» **JOB**: Show every line below where "Eagle" can be found.

=== PROVIDED RECORDS ===

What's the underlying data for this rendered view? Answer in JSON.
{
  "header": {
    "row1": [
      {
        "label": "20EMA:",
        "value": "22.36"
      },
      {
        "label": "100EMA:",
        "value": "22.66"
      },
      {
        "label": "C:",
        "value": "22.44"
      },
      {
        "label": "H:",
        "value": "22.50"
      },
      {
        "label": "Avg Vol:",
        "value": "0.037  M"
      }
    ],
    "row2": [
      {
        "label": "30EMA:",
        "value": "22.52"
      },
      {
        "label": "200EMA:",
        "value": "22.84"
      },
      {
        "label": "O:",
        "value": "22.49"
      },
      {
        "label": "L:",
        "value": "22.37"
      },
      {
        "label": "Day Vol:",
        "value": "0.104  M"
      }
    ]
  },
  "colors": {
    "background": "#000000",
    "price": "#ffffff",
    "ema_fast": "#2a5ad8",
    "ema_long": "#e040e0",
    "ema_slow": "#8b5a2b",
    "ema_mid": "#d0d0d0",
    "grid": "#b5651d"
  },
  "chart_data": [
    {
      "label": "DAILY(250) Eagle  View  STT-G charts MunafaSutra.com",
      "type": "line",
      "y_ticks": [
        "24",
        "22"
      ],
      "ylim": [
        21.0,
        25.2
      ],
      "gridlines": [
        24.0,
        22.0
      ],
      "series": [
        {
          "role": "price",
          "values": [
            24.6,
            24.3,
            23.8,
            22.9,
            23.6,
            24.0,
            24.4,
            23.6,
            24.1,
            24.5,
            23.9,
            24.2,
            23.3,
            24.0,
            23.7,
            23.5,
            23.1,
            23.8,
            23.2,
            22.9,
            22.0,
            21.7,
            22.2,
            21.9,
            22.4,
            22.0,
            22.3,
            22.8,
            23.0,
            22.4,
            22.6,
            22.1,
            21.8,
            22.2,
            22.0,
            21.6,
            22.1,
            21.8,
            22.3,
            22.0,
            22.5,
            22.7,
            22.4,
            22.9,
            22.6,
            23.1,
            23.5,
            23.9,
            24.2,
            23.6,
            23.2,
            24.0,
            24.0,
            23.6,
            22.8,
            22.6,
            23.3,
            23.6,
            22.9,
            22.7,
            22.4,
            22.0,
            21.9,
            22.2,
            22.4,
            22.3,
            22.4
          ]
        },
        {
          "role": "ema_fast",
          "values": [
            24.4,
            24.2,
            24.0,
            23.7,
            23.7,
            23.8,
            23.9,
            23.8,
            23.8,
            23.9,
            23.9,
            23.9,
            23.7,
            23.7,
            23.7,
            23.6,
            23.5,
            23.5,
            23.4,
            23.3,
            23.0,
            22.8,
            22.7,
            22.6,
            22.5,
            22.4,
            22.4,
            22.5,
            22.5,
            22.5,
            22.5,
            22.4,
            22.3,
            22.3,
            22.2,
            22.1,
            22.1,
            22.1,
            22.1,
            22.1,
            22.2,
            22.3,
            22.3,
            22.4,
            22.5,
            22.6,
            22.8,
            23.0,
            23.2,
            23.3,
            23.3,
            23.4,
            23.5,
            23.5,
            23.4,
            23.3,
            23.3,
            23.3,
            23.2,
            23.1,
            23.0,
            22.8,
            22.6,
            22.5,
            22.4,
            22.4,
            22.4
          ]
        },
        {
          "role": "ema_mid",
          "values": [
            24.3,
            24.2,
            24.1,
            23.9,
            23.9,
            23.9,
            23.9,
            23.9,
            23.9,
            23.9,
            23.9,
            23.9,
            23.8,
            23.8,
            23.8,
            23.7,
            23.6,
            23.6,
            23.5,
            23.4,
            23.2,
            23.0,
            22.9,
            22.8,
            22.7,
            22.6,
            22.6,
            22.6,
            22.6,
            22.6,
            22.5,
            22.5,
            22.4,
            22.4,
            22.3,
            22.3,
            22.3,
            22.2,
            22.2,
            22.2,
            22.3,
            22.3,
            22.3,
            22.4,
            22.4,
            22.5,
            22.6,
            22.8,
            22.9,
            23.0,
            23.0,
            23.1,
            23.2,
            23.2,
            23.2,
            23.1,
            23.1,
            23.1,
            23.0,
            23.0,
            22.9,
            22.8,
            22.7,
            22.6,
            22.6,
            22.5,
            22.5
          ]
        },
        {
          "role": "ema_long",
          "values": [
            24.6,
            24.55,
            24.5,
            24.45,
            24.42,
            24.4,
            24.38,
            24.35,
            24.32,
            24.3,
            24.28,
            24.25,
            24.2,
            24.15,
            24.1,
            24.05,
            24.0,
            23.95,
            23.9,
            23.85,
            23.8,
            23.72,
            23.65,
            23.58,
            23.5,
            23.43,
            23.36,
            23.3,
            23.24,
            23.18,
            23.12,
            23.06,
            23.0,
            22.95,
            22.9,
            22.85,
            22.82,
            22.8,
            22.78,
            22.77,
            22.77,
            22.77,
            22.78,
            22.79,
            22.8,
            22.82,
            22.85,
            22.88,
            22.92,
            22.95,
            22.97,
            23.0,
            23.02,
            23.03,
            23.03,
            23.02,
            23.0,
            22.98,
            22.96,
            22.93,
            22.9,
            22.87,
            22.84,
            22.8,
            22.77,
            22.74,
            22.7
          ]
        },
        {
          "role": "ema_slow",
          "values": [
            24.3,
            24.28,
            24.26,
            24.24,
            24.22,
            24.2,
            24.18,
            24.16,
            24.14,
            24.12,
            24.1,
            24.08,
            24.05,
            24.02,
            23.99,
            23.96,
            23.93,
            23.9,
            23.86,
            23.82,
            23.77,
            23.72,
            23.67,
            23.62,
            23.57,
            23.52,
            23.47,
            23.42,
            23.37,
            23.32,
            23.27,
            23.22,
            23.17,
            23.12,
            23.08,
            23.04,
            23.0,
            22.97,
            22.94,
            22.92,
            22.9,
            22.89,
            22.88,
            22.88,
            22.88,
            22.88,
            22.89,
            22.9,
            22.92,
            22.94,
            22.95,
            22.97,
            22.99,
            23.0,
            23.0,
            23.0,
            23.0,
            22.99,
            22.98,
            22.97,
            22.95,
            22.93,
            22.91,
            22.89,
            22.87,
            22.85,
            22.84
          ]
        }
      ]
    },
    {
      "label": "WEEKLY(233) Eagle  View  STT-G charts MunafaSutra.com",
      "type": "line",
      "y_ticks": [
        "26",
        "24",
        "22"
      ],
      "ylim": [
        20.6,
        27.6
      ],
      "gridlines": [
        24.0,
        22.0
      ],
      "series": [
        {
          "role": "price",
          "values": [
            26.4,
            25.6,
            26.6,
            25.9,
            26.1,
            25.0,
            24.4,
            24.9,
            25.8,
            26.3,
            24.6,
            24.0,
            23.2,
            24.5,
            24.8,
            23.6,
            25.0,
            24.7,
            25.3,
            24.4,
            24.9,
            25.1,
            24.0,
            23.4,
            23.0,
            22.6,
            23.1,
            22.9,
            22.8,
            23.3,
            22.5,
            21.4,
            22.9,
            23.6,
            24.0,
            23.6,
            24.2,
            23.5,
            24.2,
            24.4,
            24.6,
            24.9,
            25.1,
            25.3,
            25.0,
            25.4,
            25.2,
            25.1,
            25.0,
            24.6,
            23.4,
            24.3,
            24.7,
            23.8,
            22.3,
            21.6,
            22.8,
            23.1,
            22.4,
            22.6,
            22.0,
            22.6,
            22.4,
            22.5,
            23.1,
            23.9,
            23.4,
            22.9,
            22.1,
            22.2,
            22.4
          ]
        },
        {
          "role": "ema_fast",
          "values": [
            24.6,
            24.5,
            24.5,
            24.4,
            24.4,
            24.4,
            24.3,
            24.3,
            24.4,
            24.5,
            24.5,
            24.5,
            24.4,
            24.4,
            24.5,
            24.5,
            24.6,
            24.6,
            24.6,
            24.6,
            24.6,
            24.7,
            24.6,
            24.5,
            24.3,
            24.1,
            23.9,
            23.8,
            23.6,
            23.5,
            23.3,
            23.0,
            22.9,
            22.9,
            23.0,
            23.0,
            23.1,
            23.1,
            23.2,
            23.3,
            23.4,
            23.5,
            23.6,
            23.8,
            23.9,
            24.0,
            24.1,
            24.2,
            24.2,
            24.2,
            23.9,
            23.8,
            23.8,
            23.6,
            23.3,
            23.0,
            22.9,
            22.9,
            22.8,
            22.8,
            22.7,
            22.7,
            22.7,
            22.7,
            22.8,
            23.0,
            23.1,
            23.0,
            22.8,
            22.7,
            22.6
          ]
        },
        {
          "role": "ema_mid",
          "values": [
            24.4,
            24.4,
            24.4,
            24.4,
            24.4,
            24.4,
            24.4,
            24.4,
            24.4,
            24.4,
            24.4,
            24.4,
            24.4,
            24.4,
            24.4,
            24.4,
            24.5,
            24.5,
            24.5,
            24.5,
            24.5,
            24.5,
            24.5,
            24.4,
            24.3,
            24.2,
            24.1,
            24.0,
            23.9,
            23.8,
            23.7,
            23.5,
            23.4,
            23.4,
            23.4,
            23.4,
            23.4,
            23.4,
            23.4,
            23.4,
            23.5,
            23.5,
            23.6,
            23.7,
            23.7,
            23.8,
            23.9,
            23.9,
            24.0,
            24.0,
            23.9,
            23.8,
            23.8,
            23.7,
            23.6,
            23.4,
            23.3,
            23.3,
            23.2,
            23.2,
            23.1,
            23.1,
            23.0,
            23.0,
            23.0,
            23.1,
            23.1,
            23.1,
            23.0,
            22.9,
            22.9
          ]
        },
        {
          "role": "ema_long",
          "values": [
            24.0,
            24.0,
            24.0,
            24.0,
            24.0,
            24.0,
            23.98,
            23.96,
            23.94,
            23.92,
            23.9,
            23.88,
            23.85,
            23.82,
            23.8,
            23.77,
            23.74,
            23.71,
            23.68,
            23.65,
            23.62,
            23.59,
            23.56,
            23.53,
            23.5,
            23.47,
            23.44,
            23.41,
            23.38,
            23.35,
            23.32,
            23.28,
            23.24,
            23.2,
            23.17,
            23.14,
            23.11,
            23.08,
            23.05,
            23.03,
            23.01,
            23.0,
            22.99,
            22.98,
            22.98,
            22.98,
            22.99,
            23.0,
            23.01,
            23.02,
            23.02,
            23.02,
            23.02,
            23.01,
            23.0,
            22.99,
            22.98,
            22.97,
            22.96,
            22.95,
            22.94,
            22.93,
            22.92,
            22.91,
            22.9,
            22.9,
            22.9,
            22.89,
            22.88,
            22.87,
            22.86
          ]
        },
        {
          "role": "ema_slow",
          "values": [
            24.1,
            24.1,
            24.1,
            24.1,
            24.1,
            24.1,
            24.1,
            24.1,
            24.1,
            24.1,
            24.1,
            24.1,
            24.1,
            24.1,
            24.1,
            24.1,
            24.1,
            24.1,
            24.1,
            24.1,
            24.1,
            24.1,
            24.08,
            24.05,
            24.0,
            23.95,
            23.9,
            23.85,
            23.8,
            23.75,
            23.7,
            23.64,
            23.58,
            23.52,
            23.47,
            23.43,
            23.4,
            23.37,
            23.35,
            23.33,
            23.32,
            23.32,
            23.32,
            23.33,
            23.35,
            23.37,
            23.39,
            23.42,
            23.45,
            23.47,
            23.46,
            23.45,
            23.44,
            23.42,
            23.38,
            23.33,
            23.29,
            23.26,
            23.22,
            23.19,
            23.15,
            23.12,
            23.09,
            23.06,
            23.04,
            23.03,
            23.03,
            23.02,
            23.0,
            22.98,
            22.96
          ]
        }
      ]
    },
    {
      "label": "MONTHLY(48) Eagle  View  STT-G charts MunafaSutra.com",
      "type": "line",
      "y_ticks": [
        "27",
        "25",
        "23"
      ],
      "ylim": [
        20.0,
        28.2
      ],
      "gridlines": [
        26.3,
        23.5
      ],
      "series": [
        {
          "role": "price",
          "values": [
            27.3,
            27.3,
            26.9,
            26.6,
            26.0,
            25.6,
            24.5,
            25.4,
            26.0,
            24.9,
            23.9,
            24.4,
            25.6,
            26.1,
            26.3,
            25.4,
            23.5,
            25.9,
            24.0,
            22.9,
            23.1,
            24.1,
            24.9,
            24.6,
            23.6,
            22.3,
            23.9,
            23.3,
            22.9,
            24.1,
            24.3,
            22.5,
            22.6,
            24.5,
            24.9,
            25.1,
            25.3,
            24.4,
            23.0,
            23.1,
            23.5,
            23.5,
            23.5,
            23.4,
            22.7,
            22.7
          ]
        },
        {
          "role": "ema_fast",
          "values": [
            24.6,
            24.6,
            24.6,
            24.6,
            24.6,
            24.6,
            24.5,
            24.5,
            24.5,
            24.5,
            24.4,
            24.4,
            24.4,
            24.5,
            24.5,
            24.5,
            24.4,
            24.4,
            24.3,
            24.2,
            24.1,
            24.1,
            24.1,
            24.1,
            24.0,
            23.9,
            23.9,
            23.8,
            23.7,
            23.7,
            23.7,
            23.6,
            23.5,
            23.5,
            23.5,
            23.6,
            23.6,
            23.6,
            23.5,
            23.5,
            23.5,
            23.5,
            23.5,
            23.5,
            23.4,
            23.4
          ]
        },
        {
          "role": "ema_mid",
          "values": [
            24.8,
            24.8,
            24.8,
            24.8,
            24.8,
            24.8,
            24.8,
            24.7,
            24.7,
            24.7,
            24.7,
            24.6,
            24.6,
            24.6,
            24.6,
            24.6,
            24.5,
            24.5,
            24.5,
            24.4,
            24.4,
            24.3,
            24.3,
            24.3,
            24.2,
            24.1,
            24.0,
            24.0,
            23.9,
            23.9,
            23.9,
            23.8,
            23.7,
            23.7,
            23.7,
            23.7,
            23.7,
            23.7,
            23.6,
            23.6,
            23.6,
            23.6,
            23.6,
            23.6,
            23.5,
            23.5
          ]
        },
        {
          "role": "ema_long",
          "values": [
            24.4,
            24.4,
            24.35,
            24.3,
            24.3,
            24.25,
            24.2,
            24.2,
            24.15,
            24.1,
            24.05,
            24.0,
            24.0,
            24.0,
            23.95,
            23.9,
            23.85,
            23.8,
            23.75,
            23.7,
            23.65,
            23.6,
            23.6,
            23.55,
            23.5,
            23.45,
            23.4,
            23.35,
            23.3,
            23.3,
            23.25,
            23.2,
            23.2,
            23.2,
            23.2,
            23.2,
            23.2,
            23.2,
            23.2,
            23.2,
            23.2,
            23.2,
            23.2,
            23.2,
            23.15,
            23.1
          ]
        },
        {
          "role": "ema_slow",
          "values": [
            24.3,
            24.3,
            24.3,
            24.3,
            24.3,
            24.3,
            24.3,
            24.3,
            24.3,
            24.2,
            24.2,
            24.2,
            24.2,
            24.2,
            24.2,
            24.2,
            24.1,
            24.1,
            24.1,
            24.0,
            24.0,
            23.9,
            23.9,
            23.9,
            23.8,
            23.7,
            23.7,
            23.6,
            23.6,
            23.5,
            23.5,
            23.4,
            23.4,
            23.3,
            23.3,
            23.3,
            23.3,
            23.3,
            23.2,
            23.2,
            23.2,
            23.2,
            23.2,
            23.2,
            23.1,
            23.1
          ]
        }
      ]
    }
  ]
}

===

» **EXERCISE SOLUTION**:
      "label": "DAILY(250) Eagle  View  STT-G charts MunafaSutra.com",
      "label": "WEEKLY(233) Eagle  View  STT-G charts MunafaSutra.com",
      "label": "MONTHLY(48) Eagle  View  STT-G charts MunafaSutra.com",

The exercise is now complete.